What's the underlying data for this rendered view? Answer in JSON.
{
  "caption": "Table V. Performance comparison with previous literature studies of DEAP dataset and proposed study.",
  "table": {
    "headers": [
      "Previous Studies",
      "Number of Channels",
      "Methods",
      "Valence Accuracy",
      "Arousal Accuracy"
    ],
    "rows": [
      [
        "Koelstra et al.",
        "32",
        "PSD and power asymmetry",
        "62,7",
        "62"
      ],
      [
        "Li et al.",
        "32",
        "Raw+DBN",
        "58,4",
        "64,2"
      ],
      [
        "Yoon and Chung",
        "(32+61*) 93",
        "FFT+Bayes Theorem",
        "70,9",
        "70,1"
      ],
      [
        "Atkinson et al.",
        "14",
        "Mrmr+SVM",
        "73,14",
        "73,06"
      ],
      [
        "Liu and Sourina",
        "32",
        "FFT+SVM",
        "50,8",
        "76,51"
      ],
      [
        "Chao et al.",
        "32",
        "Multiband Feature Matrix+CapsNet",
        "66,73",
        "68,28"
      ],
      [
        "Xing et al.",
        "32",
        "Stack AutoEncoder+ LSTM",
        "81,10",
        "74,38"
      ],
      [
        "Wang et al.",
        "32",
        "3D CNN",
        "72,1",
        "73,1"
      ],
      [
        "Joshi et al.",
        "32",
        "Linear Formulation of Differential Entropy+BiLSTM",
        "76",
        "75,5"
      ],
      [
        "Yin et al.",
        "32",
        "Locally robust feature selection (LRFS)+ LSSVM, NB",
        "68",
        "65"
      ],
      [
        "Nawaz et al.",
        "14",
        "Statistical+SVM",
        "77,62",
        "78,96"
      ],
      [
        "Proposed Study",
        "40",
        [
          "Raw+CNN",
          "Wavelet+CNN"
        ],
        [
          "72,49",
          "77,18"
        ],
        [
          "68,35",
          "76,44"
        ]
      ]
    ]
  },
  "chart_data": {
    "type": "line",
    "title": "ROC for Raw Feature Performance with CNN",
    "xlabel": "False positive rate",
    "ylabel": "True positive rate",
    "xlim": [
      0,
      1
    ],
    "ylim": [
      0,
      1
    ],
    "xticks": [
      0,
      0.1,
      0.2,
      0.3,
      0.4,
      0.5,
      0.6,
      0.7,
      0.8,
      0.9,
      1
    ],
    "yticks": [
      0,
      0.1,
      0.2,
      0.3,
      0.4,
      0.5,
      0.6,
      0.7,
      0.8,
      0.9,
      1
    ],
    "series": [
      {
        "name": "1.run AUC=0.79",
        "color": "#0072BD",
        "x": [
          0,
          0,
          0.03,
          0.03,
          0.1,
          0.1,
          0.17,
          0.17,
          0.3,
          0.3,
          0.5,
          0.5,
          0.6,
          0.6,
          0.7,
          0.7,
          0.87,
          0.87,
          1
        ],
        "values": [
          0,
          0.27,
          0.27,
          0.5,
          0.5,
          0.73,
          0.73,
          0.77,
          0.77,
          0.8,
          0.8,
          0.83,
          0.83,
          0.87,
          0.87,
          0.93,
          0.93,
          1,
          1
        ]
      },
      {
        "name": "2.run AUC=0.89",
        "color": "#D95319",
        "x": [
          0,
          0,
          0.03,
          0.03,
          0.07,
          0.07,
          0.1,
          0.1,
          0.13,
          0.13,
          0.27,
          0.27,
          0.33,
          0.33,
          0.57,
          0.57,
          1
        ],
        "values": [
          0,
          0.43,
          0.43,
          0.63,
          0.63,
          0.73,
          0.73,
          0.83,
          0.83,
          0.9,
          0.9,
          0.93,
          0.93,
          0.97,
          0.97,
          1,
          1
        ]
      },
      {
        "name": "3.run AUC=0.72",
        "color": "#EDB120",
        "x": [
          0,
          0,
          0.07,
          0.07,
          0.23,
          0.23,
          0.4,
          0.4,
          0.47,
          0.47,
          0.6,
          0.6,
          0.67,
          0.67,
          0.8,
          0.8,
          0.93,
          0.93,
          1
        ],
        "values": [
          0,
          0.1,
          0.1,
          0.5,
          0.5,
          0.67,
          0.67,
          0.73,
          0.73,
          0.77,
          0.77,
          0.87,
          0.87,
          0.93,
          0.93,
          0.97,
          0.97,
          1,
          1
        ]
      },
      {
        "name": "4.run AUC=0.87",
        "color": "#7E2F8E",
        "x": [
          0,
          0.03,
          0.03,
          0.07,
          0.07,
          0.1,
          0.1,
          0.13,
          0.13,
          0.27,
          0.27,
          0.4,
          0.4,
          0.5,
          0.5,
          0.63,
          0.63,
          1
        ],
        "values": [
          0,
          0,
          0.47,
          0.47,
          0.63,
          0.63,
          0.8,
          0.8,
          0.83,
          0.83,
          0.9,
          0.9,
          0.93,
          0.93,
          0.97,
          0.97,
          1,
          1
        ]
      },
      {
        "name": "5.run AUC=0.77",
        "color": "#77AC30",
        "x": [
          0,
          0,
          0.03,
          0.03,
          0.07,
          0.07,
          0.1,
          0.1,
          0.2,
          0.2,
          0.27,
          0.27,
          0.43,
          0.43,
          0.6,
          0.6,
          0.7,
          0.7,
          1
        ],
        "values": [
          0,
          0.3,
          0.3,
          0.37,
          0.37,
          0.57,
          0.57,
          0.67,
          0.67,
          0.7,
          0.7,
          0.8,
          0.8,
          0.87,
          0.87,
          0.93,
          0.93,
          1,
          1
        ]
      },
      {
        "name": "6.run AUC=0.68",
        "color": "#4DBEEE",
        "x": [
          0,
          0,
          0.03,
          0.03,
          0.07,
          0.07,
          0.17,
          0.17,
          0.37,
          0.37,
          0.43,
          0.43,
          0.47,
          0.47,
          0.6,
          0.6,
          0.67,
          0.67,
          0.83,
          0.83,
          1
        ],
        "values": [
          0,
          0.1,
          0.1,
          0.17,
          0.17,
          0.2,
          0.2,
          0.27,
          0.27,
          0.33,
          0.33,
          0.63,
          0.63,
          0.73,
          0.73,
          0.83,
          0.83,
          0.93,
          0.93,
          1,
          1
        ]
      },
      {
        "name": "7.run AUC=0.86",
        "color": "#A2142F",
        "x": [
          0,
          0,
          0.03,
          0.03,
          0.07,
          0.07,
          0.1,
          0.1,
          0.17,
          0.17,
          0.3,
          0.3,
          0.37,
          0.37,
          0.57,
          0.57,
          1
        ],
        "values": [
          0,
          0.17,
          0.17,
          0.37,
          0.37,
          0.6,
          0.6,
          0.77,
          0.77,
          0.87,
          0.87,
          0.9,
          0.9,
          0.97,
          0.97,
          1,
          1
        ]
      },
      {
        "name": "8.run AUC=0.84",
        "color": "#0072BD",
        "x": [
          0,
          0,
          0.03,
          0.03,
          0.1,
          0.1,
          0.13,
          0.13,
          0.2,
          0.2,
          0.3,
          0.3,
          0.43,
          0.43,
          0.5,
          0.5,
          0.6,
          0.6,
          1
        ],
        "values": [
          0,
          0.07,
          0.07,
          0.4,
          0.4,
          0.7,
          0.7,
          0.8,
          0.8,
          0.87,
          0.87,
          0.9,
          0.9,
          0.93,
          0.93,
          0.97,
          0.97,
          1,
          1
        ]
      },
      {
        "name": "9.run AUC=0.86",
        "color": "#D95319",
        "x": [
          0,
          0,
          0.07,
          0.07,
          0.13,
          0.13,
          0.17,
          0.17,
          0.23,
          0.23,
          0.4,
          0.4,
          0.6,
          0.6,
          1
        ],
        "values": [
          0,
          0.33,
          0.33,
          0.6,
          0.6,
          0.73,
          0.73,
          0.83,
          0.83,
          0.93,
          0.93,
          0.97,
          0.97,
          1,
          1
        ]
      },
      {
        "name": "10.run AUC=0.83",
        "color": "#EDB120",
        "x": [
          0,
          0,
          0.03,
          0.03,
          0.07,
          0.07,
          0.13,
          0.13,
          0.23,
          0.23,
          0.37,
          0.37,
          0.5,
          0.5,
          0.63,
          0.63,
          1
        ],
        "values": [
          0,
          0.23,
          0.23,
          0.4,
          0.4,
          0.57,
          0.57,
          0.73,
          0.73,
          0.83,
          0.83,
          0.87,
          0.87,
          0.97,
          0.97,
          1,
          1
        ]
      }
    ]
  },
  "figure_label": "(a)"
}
★ ★ ★
Extract lines where the string "with" occurs.

Task solution:
  "caption": "Table V. Performance comparison with previous literature studies of DEAP dataset and proposed study.",
    "title": "ROC for Raw Feature Performance with CNN",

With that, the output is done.